» Exercise brief:
Retype the material in full, keeping every word the same.

» Record list:

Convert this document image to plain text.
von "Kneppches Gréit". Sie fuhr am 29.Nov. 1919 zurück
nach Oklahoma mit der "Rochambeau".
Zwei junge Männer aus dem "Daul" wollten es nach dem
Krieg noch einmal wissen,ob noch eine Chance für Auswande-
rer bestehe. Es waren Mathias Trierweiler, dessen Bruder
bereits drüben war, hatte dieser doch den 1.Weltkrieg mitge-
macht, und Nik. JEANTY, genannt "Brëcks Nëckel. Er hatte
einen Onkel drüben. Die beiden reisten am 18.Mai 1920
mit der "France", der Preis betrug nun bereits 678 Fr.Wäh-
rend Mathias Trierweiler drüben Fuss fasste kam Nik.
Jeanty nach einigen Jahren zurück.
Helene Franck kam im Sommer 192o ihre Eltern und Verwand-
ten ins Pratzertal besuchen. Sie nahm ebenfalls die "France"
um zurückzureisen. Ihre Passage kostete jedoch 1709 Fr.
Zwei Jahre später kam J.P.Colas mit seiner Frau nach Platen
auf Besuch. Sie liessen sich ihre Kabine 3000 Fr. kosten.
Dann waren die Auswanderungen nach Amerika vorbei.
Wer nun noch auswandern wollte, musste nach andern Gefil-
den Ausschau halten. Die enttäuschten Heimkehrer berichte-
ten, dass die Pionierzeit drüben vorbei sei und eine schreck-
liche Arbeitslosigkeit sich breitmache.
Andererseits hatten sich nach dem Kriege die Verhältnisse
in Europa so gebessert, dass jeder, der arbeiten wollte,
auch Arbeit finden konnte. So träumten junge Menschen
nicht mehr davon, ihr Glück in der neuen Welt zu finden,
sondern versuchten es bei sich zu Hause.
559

» Result for this exercise:
Convert this document image to plain text.
von "Kneppches Gréit". Sie fuhr am 29.Nov. 1919 zurück
nach Oklahoma mit der "Rochambeau".
Zwei junge Männer aus dem "Daul" wollten es nach dem
Krieg noch einmal wissen,ob noch eine Chance für Auswande-
rer bestehe. Es waren Mathias Trierweiler, dessen Bruder
bereits drüben war, hatte dieser doch den 1.Weltkrieg mitge-
macht, und Nik. JEANTY, genannt "Brëcks Nëckel. Er hatte
einen Onkel drüben. Die beiden reisten am 18.Mai 1920
mit der "France", der Preis betrug nun bereits 678 Fr.Wäh-
rend Mathias Trierweiler drüben Fuss fasste kam Nik.
Jeanty nach einigen Jahren zurück.
Helene Franck kam im Sommer 192o ihre Eltern und Verwand-
ten ins Pratzertal besuchen. Sie nahm ebenfalls die "France"
um zurückzureisen. Ihre Passage kostete jedoch 1709 Fr.
Zwei Jahre später kam J.P.Colas mit seiner Frau nach Platen
auf Besuch. Sie liessen sich ihre Kabine 3000 Fr. kosten.
Dann waren die Auswanderungen nach Amerika vorbei.
Wer nun noch auswandern wollte, musste nach andern Gefil-
den Ausschau halten. Die enttäuschten Heimkehrer berichte-
ten, dass die Pionierzeit drüben vorbei sei und eine schreck-
liche Arbeitslosigkeit sich breitmache.
Andererseits hatten sich nach dem Kriege die Verhältnisse
in Europa so gebessert, dass jeder, der arbeiten wollte,
auch Arbeit finden konnte. So träumten junge Menschen
nicht mehr davon, ihr Glück in der neuen Welt zu finden,
sondern versuchten es bei sich zu Hause.
559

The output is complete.